- Task objective
Reproduce the listing verbatim.

══ Data lines ══

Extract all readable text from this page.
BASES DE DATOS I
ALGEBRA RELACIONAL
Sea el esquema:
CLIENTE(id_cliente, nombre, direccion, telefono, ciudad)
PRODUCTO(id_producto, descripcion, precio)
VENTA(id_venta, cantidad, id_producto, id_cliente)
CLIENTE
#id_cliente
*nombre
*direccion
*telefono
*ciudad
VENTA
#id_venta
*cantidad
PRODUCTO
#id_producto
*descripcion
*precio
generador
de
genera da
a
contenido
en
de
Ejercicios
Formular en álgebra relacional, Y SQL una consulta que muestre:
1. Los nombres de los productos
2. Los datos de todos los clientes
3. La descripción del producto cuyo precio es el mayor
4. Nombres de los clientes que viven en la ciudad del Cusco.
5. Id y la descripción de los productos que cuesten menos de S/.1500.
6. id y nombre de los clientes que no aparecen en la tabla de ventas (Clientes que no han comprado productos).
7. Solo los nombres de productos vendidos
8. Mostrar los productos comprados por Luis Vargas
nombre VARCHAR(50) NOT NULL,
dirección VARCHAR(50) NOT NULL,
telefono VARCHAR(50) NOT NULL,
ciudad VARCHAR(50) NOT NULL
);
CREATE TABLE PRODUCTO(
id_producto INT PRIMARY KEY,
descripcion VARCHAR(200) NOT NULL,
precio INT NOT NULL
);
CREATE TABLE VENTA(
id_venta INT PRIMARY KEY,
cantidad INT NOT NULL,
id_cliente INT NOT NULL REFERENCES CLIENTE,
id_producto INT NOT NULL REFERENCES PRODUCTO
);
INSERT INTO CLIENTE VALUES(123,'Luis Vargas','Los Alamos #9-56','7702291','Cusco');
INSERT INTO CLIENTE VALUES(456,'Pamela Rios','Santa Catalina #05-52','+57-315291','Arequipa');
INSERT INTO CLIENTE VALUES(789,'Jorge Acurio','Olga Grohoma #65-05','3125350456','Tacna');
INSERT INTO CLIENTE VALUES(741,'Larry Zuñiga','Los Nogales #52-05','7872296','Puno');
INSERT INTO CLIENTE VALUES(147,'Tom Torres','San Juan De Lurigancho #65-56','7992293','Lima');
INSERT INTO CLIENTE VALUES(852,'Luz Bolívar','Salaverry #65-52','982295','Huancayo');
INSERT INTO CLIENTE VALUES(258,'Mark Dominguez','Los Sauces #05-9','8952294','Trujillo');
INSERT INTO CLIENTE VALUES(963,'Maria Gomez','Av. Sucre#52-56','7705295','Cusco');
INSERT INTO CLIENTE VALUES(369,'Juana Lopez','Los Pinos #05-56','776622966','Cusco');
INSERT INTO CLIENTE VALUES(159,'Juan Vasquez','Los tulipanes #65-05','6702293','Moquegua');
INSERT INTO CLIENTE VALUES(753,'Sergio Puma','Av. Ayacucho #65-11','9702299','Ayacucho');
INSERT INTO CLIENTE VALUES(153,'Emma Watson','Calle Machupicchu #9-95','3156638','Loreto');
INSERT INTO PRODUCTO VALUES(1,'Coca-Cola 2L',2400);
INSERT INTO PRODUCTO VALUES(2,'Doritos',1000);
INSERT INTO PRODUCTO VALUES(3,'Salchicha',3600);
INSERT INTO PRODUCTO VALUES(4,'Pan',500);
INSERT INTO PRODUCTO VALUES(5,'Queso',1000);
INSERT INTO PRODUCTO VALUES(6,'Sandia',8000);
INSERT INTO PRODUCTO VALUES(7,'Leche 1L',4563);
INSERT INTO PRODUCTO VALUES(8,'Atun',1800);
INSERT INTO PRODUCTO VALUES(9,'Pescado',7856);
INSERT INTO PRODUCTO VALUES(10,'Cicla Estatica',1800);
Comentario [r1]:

═══

- Result below
Extract all readable text from this page.
BASES DE DATOS I
ALGEBRA RELACIONAL
Sea el esquema:
CLIENTE(id_cliente, nombre, direccion, telefono, ciudad)
PRODUCTO(id_producto, descripcion, precio)
VENTA(id_venta, cantidad, id_producto, id_cliente)
CLIENTE
#id_cliente
*nombre
*direccion
*telefono
*ciudad
VENTA
#id_venta
*cantidad
PRODUCTO
#id_producto
*descripcion
*precio
generador
de
genera da
a
contenido
en
de
Ejercicios
Formular en álgebra relacional, Y SQL una consulta que muestre:
1. Los nombres de los productos
2. Los datos de todos los clientes
3. La descripción del producto cuyo precio es el mayor
4. Nombres de los clientes que viven en la ciudad del Cusco.
5. Id y la descripción de los productos que cuesten menos de S/.1500.
6. id y nombre de los clientes que no aparecen en la tabla de ventas (Clientes que no han comprado productos).
7. Solo los nombres de productos vendidos
8. Mostrar los productos comprados por Luis Vargas
nombre VARCHAR(50) NOT NULL,
dirección VARCHAR(50) NOT NULL,
telefono VARCHAR(50) NOT NULL,
ciudad VARCHAR(50) NOT NULL
);
CREATE TABLE PRODUCTO(
id_producto INT PRIMARY KEY,
descripcion VARCHAR(200) NOT NULL,
precio INT NOT NULL
);
CREATE TABLE VENTA(
id_venta INT PRIMARY KEY,
cantidad INT NOT NULL,
id_cliente INT NOT NULL REFERENCES CLIENTE,
id_producto INT NOT NULL REFERENCES PRODUCTO
);
INSERT INTO CLIENTE VALUES(123,'Luis Vargas','Los Alamos #9-56','7702291','Cusco');
INSERT INTO CLIENTE VALUES(456,'Pamela Rios','Santa Catalina #05-52','+57-315291','Arequipa');
INSERT INTO CLIENTE VALUES(789,'Jorge Acurio','Olga Grohoma #65-05','3125350456','Tacna');
INSERT INTO CLIENTE VALUES(741,'Larry Zuñiga','Los Nogales #52-05','7872296','Puno');
INSERT INTO CLIENTE VALUES(147,'Tom Torres','San Juan De Lurigancho #65-56','7992293','Lima');
INSERT INTO CLIENTE VALUES(852,'Luz Bolívar','Salaverry #65-52','982295','Huancayo');
INSERT INTO CLIENTE VALUES(258,'Mark Dominguez','Los Sauces #05-9','8952294','Trujillo');
INSERT INTO CLIENTE VALUES(963,'Maria Gomez','Av. Sucre#52-56','7705295','Cusco');
INSERT INTO CLIENTE VALUES(369,'Juana Lopez','Los Pinos #05-56','776622966','Cusco');
INSERT INTO CLIENTE VALUES(159,'Juan Vasquez','Los tulipanes #65-05','6702293','Moquegua');
INSERT INTO CLIENTE VALUES(753,'Sergio Puma','Av. Ayacucho #65-11','9702299','Ayacucho');
INSERT INTO CLIENTE VALUES(153,'Emma Watson','Calle Machupicchu #9-95','3156638','Loreto');
INSERT INTO PRODUCTO VALUES(1,'Coca-Cola 2L',2400);
INSERT INTO PRODUCTO VALUES(2,'Doritos',1000);
INSERT INTO PRODUCTO VALUES(3,'Salchicha',3600);
INSERT INTO PRODUCTO VALUES(4,'Pan',500);
INSERT INTO PRODUCTO VALUES(5,'Queso',1000);
INSERT INTO PRODUCTO VALUES(6,'Sandia',8000);
INSERT INTO PRODUCTO VALUES(7,'Leche 1L',4563);
INSERT INTO PRODUCTO VALUES(8,'Atun',1800);
INSERT INTO PRODUCTO VALUES(9,'Pescado',7856);
INSERT INTO PRODUCTO VALUES(10,'Cicla Estatica',1800);
Comentario [r1]:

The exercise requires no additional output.